Short problem ▸ The records that follow need to be output exactly as they are.

Supplied records ▸

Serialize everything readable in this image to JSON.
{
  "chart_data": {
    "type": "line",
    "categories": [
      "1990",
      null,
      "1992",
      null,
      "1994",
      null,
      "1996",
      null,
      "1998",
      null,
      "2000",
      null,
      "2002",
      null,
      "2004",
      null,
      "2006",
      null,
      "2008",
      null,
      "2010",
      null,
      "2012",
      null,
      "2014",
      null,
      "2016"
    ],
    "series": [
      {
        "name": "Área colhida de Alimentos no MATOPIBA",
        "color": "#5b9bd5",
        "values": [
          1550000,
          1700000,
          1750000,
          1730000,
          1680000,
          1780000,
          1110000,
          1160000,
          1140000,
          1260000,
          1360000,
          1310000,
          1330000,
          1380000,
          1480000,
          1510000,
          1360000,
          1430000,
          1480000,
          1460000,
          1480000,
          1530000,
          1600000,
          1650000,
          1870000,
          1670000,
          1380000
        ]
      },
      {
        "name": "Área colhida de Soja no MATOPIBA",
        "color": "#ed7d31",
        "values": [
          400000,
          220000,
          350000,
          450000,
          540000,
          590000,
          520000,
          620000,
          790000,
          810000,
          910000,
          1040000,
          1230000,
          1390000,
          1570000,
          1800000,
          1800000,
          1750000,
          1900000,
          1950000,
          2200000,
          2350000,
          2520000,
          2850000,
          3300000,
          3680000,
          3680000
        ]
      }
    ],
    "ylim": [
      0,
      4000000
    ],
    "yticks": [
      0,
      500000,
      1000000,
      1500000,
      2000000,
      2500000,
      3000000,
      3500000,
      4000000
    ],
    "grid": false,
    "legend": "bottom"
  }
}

Result of this exercise ▸
Serialize everything readable in this image to JSON.
{
  "chart_data": {
    "type": "line",
    "categories": [
      "1990",
      null,
      "1992",
      null,
      "1994",
      null,
      "1996",
      null,
      "1998",
      null,
      "2000",
      null,
      "2002",
      null,
      "2004",
      null,
      "2006",
      null,
      "2008",
      null,
      "2010",
      null,
      "2012",
      null,
      "2014",
      null,
      "2016"
    ],
    "series": [
      {
        "name": "Área colhida de Alimentos no MATOPIBA",
        "color": "#5b9bd5",
        "values": [
          1550000,
          1700000,
          1750000,
          1730000,
          1680000,
          1780000,
          1110000,
          1160000,
          1140000,
          1260000,
          1360000,
          1310000,
          1330000,
          1380000,
          1480000,
          1510000,
          1360000,
          1430000,
          1480000,
          1460000,
          1480000,
          1530000,
          1600000,
          1650000,
          1870000,
          1670000,
          1380000
        ]
      },
      {
        "name": "Área colhida de Soja no MATOPIBA",
        "color": "#ed7d31",
        "values": [
          400000,
          220000,
          350000,
          450000,
          540000,
          590000,
          520000,
          620000,
          790000,
          810000,
          910000,
          1040000,
          1230000,
          1390000,
          1570000,
          1800000,
          1800000,
          1750000,
          1900000,
          1950000,
          2200000,
          2350000,
          2520000,
          2850000,
          3300000,
          3680000,
          3680000
        ]
      }
    ],
    "ylim": [
      0,
      4000000
    ],
    "yticks": [
      0,
      500000,
      1000000,
      1500000,
      2000000,
      2500000,
      3000000,
      3500000,
      4000000
    ],
    "grid": false,
    "legend": "bottom"
  }
}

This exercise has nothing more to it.